_EXERCISE GOAL_:
The required output is a single number: how many lines of the material contain the string "title".

_Stored entries_:
-*-
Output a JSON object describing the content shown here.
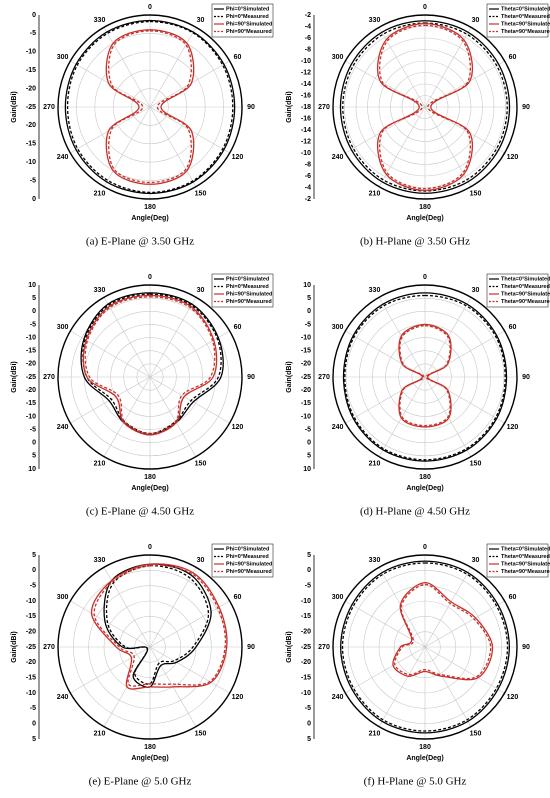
{
  "chart_data": [
    {
      "type": "polar",
      "title": "(a) E-Plane @ 3.50 GHz",
      "y_label": "Gain(dBi)",
      "x_label": "Angle(Deg)",
      "x": [
        0,
        30,
        60,
        90,
        120,
        150,
        180,
        210,
        240,
        270,
        300,
        330
      ],
      "rlim": [
        -25,
        0
      ],
      "rticks": [
        -25,
        -20,
        -15,
        -10,
        -5,
        0
      ],
      "grid": true,
      "legend": "upper right",
      "series": [
        {
          "name": "Phi=0°Simulated",
          "color": "#000000",
          "dash": false,
          "values": [
            -1.5,
            -1.5,
            -1.8,
            -2,
            -1.8,
            -1.5,
            -1.5,
            -1.5,
            -1.8,
            -2,
            -1.8,
            -1.5
          ]
        },
        {
          "name": "Phi=0°Measured",
          "color": "#000000",
          "dash": true,
          "values": [
            -1.8,
            -1.7,
            -2.2,
            -2.5,
            -2.2,
            -1.8,
            -1.8,
            -2,
            -2.3,
            -2.6,
            -2.2,
            -1.9
          ]
        },
        {
          "name": "Phi=90°Simulated",
          "color": "#c8302a",
          "dash": false,
          "values": [
            -4,
            -5,
            -12,
            -22,
            -12,
            -5,
            -4,
            -5,
            -12,
            -22,
            -12,
            -5
          ]
        },
        {
          "name": "Phi=90°Measured",
          "color": "#c8302a",
          "dash": true,
          "values": [
            -4.3,
            -5.5,
            -13,
            -23,
            -13,
            -5.5,
            -4.5,
            -5.5,
            -13,
            -23,
            -13,
            -5.5
          ]
        }
      ]
    },
    {
      "type": "polar",
      "title": "(b) H-Plane @ 3.50 GHz",
      "y_label": "Gain(dBi)",
      "x_label": "Angle(Deg)",
      "x": [
        0,
        30,
        60,
        90,
        120,
        150,
        180,
        210,
        240,
        270,
        300,
        330
      ],
      "rlim": [
        -18,
        -2
      ],
      "rticks": [
        -18,
        -16,
        -14,
        -12,
        -10,
        -8,
        -6,
        -4,
        -2
      ],
      "grid": true,
      "legend": "upper right",
      "series": [
        {
          "name": "Theta=0°Simulated",
          "color": "#000000",
          "dash": false,
          "values": [
            -3,
            -3,
            -3.2,
            -3.3,
            -3.2,
            -3,
            -3,
            -3,
            -3.2,
            -3.3,
            -3.2,
            -3
          ]
        },
        {
          "name": "Theta=0°Measured",
          "color": "#000000",
          "dash": true,
          "values": [
            -3.4,
            -3.4,
            -3.6,
            -3.7,
            -3.6,
            -3.4,
            -3.4,
            -3.4,
            -3.6,
            -3.7,
            -3.6,
            -3.4
          ]
        },
        {
          "name": "Theta=90°Simulated",
          "color": "#c8302a",
          "dash": false,
          "values": [
            -3.5,
            -4.5,
            -9,
            -17,
            -9,
            -4.5,
            -3.5,
            -4.5,
            -9,
            -17,
            -9,
            -4.5
          ]
        },
        {
          "name": "Theta=90°Measured",
          "color": "#c8302a",
          "dash": true,
          "values": [
            -3.8,
            -4.8,
            -9.5,
            -17.5,
            -9.5,
            -4.8,
            -3.8,
            -4.8,
            -9.5,
            -17.5,
            -9.5,
            -4.8
          ]
        }
      ]
    },
    {
      "type": "polar",
      "title": "(c) E-Plane @ 4.50 GHz",
      "y_label": "Gain(dBi)",
      "x_label": "Angle(Deg)",
      "x": [
        0,
        30,
        60,
        90,
        120,
        150,
        180,
        210,
        240,
        270,
        300,
        330
      ],
      "rlim": [
        -25,
        10
      ],
      "rticks": [
        -25,
        -20,
        -15,
        -10,
        -5,
        0,
        5,
        10
      ],
      "grid": true,
      "legend": "upper right",
      "series": [
        {
          "name": "Phi=0°Simulated",
          "color": "#000000",
          "dash": false,
          "values": [
            7,
            7,
            5,
            2,
            -6,
            -5,
            -3,
            -5,
            -7,
            0,
            4,
            7
          ]
        },
        {
          "name": "Phi=0°Measured",
          "color": "#000000",
          "dash": true,
          "values": [
            6.5,
            6.5,
            4.5,
            1,
            -7,
            -5.5,
            -3.5,
            -5.5,
            -8,
            -1,
            3.5,
            6.5
          ]
        },
        {
          "name": "Phi=90°Simulated",
          "color": "#c8302a",
          "dash": false,
          "values": [
            6,
            6,
            3,
            -1,
            -10,
            -5,
            -3,
            -5,
            -10,
            -1,
            3,
            6
          ]
        },
        {
          "name": "Phi=90°Measured",
          "color": "#c8302a",
          "dash": true,
          "values": [
            5.5,
            5.5,
            2.5,
            -2,
            -11,
            -5.5,
            -3.5,
            -5.5,
            -11,
            -2,
            2.5,
            5.5
          ]
        }
      ]
    },
    {
      "type": "polar",
      "title": "(d) H-Plane @ 4.50 GHz",
      "y_label": "Gain(dBi)",
      "x_label": "Angle(Deg)",
      "x": [
        0,
        30,
        60,
        90,
        120,
        150,
        180,
        210,
        240,
        270,
        300,
        330
      ],
      "rlim": [
        -25,
        10
      ],
      "rticks": [
        -25,
        -20,
        -15,
        -10,
        -5,
        0,
        5,
        10
      ],
      "grid": true,
      "legend": "upper right",
      "series": [
        {
          "name": "Theta=0°Simulated",
          "color": "#000000",
          "dash": false,
          "values": [
            7,
            7,
            6.5,
            6,
            6.5,
            7,
            7,
            7,
            6.5,
            6,
            6.5,
            7
          ]
        },
        {
          "name": "Theta=0°Measured",
          "color": "#000000",
          "dash": true,
          "values": [
            6,
            6.3,
            6,
            5.5,
            6,
            6.5,
            6.5,
            6.5,
            6,
            5.5,
            6,
            6.3
          ]
        },
        {
          "name": "Theta=90°Simulated",
          "color": "#c8302a",
          "dash": false,
          "values": [
            -5,
            -7,
            -15,
            -24,
            -15,
            -7,
            -6,
            -7,
            -15,
            -24,
            -15,
            -7
          ]
        },
        {
          "name": "Theta=90°Measured",
          "color": "#c8302a",
          "dash": true,
          "values": [
            -5.5,
            -7.5,
            -15.5,
            -24.5,
            -15.5,
            -7.5,
            -6.5,
            -7.5,
            -15.5,
            -24.5,
            -15.5,
            -7.5
          ]
        }
      ]
    },
    {
      "type": "polar",
      "title": "(e) E-Plane @ 5.0 GHz",
      "y_label": "Gain(dBi)",
      "x_label": "Angle(Deg)",
      "x": [
        0,
        30,
        60,
        90,
        120,
        150,
        180,
        210,
        240,
        270,
        300,
        330
      ],
      "rlim": [
        -25,
        5
      ],
      "rticks": [
        -25,
        -20,
        -15,
        -10,
        -5,
        0,
        5
      ],
      "grid": true,
      "legend": "upper right",
      "series": [
        {
          "name": "Phi=0°Simulated",
          "color": "#000000",
          "dash": false,
          "values": [
            2,
            2,
            -2,
            -10,
            -15,
            -18,
            -12,
            -14,
            -24,
            -16,
            -8,
            0
          ]
        },
        {
          "name": "Phi=0°Measured",
          "color": "#000000",
          "dash": true,
          "values": [
            1.5,
            1,
            -3,
            -11,
            -16,
            -19,
            -13,
            -15,
            -24,
            -17,
            -9,
            -1
          ]
        },
        {
          "name": "Phi=90°Simulated",
          "color": "#c8302a",
          "dash": false,
          "values": [
            2,
            3,
            1,
            0,
            -2,
            -10,
            -12,
            -10,
            -18,
            -14,
            -3,
            0
          ]
        },
        {
          "name": "Phi=90°Measured",
          "color": "#c8302a",
          "dash": true,
          "values": [
            1.5,
            2.5,
            0.5,
            -0.5,
            -2.5,
            -11,
            -13,
            -11,
            -19,
            -15,
            -4,
            -0.5
          ]
        }
      ]
    },
    {
      "type": "polar",
      "title": "(f) H-Plane @ 5.0 GHz",
      "y_label": "Gain(dBi)",
      "x_label": "Angle(Deg)",
      "x": [
        0,
        30,
        60,
        90,
        120,
        150,
        180,
        210,
        240,
        270,
        300,
        330
      ],
      "rlim": [
        -25,
        5
      ],
      "rticks": [
        -25,
        -20,
        -15,
        -10,
        -5,
        0,
        5
      ],
      "grid": true,
      "legend": "upper right",
      "series": [
        {
          "name": "Theta=0°Simulated",
          "color": "#000000",
          "dash": false,
          "values": [
            3,
            3,
            2.5,
            2.5,
            2.5,
            3,
            3,
            3,
            2.5,
            2.5,
            2.5,
            3
          ]
        },
        {
          "name": "Theta=0°Measured",
          "color": "#000000",
          "dash": true,
          "values": [
            2.4,
            2.4,
            1.9,
            1.9,
            1.9,
            2.4,
            2.4,
            2.4,
            1.9,
            1.9,
            1.9,
            2.4
          ]
        },
        {
          "name": "Theta=90°Simulated",
          "color": "#c8302a",
          "dash": false,
          "values": [
            -4,
            -8,
            -6,
            -3,
            -5,
            -14,
            -17,
            -14,
            -13,
            -17,
            -20,
            -9
          ]
        },
        {
          "name": "Theta=90°Measured",
          "color": "#c8302a",
          "dash": true,
          "values": [
            -4.6,
            -8.6,
            -6.6,
            -3.6,
            -5.6,
            -14.6,
            -17.6,
            -14.6,
            -13.6,
            -17.6,
            -20.6,
            -9.6
          ]
        }
      ]
    }
  ]
}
-*-
_WRITTEN ANSWER_:
6